Spatial annotation entries:
....................

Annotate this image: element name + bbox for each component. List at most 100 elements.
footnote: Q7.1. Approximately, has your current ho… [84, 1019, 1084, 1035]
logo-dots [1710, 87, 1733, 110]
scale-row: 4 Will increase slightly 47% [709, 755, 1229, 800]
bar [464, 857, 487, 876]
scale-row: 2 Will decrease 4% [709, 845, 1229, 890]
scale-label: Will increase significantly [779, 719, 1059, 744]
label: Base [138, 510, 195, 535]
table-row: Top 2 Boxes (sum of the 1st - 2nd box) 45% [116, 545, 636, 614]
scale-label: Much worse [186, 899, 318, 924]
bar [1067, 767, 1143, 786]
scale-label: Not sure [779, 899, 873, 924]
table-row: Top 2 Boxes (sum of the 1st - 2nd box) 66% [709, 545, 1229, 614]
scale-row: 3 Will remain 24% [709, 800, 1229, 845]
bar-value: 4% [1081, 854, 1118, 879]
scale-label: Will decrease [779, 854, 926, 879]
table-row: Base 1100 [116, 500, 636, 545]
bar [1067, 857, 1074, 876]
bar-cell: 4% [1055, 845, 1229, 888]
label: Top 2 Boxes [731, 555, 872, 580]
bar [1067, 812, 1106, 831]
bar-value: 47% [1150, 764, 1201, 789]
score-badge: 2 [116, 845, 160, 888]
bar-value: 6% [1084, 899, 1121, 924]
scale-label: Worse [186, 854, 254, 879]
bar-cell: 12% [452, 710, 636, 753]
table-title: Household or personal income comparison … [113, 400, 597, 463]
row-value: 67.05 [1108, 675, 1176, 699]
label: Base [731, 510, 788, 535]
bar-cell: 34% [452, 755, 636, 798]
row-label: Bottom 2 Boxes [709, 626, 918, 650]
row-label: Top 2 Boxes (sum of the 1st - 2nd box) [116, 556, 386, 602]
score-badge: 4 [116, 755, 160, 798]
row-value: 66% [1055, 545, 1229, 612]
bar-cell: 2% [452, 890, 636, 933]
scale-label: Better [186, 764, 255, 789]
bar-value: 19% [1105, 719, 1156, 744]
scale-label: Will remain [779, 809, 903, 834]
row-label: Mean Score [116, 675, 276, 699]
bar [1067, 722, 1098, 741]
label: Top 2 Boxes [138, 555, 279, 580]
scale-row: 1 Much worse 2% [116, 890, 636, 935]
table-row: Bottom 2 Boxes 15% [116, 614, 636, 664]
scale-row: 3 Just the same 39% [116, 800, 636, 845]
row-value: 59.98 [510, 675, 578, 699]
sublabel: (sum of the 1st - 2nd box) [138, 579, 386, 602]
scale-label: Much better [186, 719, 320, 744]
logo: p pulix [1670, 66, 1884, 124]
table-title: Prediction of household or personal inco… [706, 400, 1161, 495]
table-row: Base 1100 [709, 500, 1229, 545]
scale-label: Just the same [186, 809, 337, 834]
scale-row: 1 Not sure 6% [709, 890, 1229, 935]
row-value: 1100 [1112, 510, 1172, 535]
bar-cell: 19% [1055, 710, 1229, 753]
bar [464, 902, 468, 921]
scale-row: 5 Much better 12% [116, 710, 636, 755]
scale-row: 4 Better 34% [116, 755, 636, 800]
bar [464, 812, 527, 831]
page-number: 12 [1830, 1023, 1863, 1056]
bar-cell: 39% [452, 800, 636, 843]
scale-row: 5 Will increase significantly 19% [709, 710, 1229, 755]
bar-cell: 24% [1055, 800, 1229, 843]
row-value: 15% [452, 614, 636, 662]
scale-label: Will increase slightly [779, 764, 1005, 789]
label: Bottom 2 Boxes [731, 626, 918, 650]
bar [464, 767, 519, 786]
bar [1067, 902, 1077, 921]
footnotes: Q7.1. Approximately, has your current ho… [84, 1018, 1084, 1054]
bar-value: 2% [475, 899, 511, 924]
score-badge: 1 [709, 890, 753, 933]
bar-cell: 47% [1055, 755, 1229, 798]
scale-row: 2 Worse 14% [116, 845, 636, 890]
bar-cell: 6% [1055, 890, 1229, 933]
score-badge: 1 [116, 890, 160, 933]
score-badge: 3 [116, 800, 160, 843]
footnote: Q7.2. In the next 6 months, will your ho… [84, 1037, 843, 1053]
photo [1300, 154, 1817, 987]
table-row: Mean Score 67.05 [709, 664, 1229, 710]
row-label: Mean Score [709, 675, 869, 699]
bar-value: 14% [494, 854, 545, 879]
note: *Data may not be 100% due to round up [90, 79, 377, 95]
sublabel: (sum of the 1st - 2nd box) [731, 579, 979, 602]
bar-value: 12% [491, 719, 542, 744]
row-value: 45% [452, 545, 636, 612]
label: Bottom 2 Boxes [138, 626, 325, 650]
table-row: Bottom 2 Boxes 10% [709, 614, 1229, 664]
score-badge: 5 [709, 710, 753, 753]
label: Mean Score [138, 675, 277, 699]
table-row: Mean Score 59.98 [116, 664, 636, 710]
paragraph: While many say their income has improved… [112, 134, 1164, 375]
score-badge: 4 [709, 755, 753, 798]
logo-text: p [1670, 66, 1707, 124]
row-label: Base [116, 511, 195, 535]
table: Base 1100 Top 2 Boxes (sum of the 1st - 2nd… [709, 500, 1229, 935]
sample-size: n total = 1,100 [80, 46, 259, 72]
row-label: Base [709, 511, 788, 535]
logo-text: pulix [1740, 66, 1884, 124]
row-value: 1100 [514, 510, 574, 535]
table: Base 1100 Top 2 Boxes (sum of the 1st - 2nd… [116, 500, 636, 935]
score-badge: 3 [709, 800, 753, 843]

....................

#### WHAT IS BEING ASKED
Reproduce the entries starting at the beginning and ending at the line that contains "label: Base [731, 510, 788, 535]", substituting "scale-caption" for "scale-label" and leaving everything else unchanged.

#### RIGHT ANSWER
Annotate this image: element name + bbox for each component. List at most 100 elements.
footnote: Q7.1. Approximately, has your current ho… [84, 1019, 1084, 1035]
logo-dots [1710, 87, 1733, 110]
scale-row: 4 Will increase slightly 47% [709, 755, 1229, 800]
bar [464, 857, 487, 876]
scale-row: 2 Will decrease 4% [709, 845, 1229, 890]
scale-caption: Will increase significantly [779, 719, 1059, 744]
label: Base [138, 510, 195, 535]
table-row: Top 2 Boxes (sum of the 1st - 2nd box) 45% [116, 545, 636, 614]
scale-caption: Much worse [186, 899, 318, 924]
bar [1067, 767, 1143, 786]
scale-caption: Not sure [779, 899, 873, 924]
table-row: Top 2 Boxes (sum of the 1st - 2nd box) 66% [709, 545, 1229, 614]
scale-row: 3 Will remain 24% [709, 800, 1229, 845]
bar-value: 4% [1081, 854, 1118, 879]
scale-caption: Will decrease [779, 854, 926, 879]
table-row: Base 1100 [116, 500, 636, 545]
bar [1067, 857, 1074, 876]
bar-cell: 4% [1055, 845, 1229, 888]
label: Top 2 Boxes [731, 555, 872, 580]
bar [1067, 812, 1106, 831]
bar-value: 47% [1150, 764, 1201, 789]
score-badge: 2 [116, 845, 160, 888]
bar-value: 6% [1084, 899, 1121, 924]
scale-caption: Worse [186, 854, 254, 879]
bar-cell: 12% [452, 710, 636, 753]
table-title: Household or personal income comparison … [113, 400, 597, 463]
row-value: 67.05 [1108, 675, 1176, 699]
label: Base [731, 510, 788, 535]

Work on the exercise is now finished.